**Stated exercise:** Pull out from the material below all lines with "this".

** BEGIN Stored rows **

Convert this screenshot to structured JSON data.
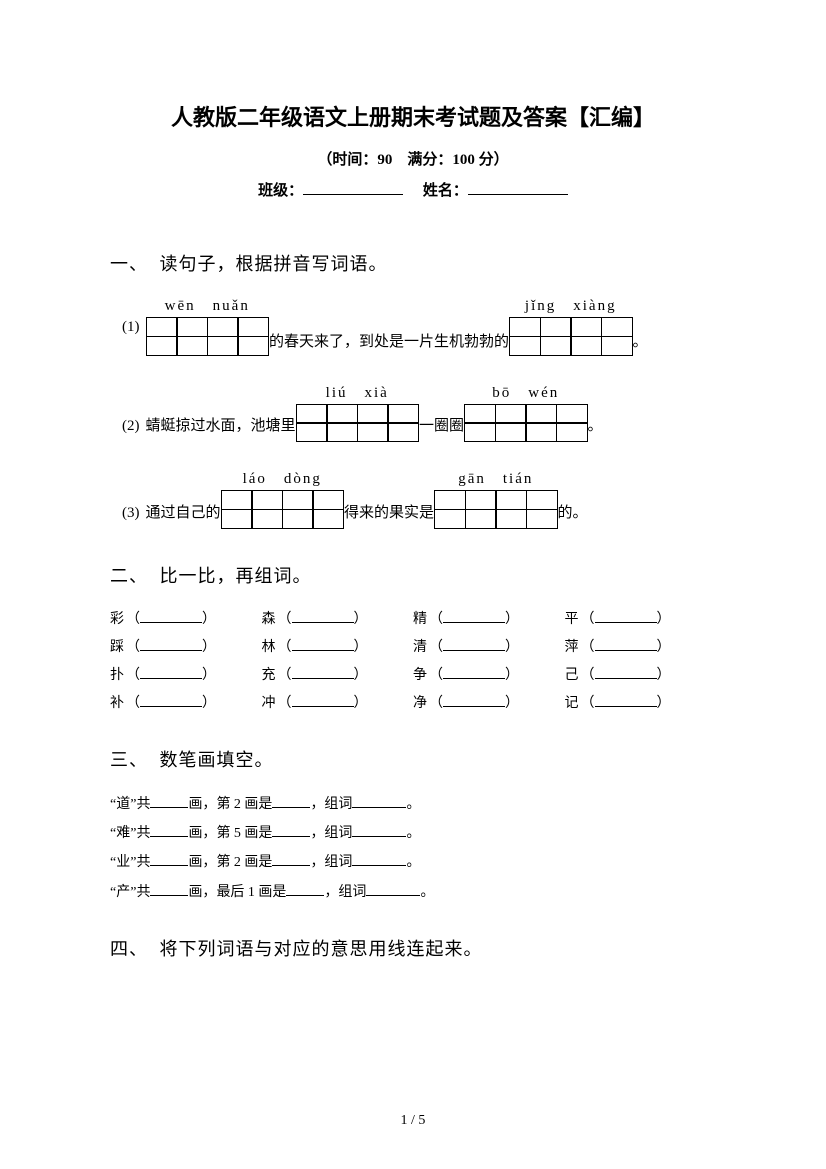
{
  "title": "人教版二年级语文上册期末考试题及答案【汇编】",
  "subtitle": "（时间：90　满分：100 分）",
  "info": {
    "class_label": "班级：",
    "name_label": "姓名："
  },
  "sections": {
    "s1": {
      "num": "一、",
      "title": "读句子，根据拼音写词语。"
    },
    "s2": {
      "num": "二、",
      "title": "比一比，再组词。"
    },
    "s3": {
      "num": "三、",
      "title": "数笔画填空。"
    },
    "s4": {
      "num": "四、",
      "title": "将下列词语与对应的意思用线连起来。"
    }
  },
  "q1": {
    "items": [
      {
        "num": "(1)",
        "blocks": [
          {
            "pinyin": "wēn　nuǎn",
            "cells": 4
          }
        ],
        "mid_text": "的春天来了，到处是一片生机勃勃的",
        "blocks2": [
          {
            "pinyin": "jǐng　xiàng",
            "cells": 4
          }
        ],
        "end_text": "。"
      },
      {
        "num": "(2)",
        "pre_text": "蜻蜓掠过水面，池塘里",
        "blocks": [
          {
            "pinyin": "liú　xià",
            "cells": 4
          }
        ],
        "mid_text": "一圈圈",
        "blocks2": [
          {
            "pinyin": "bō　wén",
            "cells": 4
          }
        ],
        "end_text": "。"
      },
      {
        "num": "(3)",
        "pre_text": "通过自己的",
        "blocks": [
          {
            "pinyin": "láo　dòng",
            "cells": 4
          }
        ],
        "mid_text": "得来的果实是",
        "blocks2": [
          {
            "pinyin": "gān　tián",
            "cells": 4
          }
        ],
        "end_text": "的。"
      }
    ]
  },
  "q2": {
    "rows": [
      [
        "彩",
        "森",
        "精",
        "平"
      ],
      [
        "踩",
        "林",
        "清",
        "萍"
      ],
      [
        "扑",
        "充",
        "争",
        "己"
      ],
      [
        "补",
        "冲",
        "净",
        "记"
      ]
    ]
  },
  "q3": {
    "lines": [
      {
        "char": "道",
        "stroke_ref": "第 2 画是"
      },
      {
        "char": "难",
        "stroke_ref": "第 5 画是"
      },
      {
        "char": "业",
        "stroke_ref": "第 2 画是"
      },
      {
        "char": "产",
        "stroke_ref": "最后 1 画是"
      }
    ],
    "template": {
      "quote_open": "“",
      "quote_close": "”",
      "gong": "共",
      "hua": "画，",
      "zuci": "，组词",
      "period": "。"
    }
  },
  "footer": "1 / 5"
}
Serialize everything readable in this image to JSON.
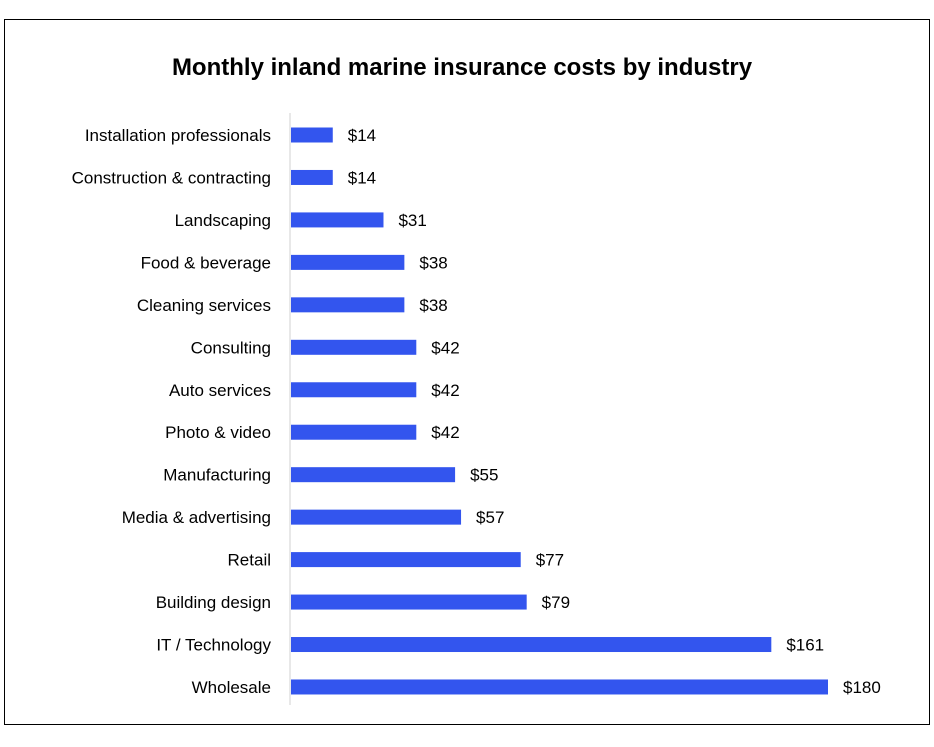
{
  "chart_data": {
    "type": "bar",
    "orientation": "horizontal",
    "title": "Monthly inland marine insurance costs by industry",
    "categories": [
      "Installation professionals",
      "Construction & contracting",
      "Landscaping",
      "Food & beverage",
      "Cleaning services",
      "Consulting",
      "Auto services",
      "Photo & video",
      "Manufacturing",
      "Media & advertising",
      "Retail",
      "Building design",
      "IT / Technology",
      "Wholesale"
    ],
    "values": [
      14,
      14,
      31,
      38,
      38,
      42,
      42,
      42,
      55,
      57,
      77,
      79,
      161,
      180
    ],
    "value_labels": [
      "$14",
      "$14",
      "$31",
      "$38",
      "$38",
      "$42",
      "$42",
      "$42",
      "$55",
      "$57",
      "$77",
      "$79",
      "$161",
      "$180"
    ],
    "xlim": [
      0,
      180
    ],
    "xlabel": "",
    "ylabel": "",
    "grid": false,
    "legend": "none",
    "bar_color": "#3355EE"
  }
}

** END Stored rows **

**Solution to the problem:**
Convert this screenshot to structured JSON data.
Serialize everything readable in this image to JSON.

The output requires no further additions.